Tasks and exercises
**a)** In the passage about the book American Phoenix, what is the mechanical interface that most people in the mega-cities possess called?
**b)** Write the next few sentences of the passage about the book American Phoenix, picking up right after its final sentence.

Page
--- Start ---

In my book: American Phoenix, I write about the collapse of civilization,

In my book: American Phoenix, I write about the collapse of civilization, followed by an interval, before a more steady-state “civilization” appears. This stead-state “civilization” is dominated by machine-like hives, of enormous scale. If seen from space it looks like a couple dozen huge spiders, ravaging the Earth, and devouring it to the core.

In these mega-cities, most human being are slaves, each possessing a mechanical interface called an “inceptor”, through which daily contact via an inceptor booth, the machine tests for everything possible, and then delivers “adjustment” chemicals.

In accord with the legend of the Phoenix first there is fire of collapse, then life in the ashes as matters settle down, then finally rebirth. While most live in the mega-cities, there are many small places, like the town of Sanctuary, where magic knowledge keeps the Hives more or less at bay.

The middle “chapter” four (see outline below) called Rider’s Tale, has a story in it told by an unusual man, telling from that time’s point of view, the inner nature of our present day collapse. This story is next, where the character teller-of stories tries to help some people who are survivors of a recent terrible battle. The survivors have been saved, and are now there way to …

Everybody dreams. Night dreams and day dreams are not the same. In night dreams I entertain visitors. In day dreams I entertain myself. In night dreams the dead visit. In the day, I am among the living, even when dreaming.

--- End ---

Supplied information
--- Start ---

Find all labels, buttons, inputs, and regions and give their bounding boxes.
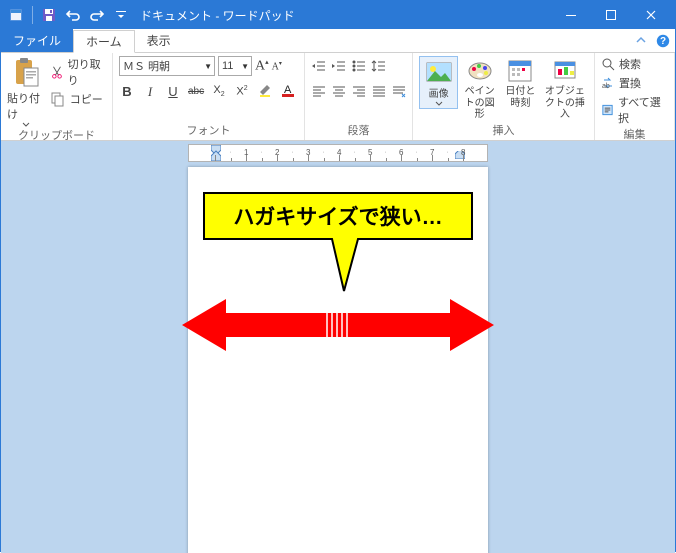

--- End ---

Written answers
**a)** An "inceptor."

**b)**
Fantasy is good for the soul. The before-time died of too little fantasy and imagination. The story tellers tried, but the number lovers did not listen … they were too busy counting their gold.

A spirit-mind wrapped in numbers is cold and has no heart. A civilization without a heart commits suicide, in one way or another. Loving numbers is to already be dead to life.

The newly dead will visit us all over the next months. Out beyond us was a great sacrifice. Many of you here loved those who died out there. That love is a warmth they will seek. They will not be ready right away to leave the earth-time for the star-time. They will need us, and we will need them.

So in the night dreams we will entertain visitors.

But to do that rightly we have work to do. To help them and to help ourselves we have to remember, even the things we don’t want to remember.

In the before-time no one much understood about the dead. Few believed there was life after life. So the dead were not important, and the living suffered for ignoring them. A science of just numbers and no imagination killed civilization as surely as did the gold counters. So too a religion of stale ideas, frozen in time and space.

The before-time got old and then died. We of today live in the in-between-time. We live after the before-time, but not yet in the new-time.

We live in chaos and anarchy – the burning fire before the new Phoenix rises from the cold ashes of destruction.

For the new-time to come, we have to remember the imagination, and lose our attachment to dead and cold ideas. So in the next days, once we get to what might become your new home – the place we call Sanctuary – we have to start to remember those who just died.

So when you get to the campfires in Sanctuary be ready to tell stories about the life you were leading.  Even the bad things, even the horrible and terrible things. Especially the awful things, the things we most want not to remember.

It will be easier than you think because the dead will come and visit in the night and remind you.

Some times we call these kinds of dreams: Nightmares. They scare us, and we might even wake up screaming. But I promise you, if you tell of the scary dark things that visit in the night, over time they will visit less and less.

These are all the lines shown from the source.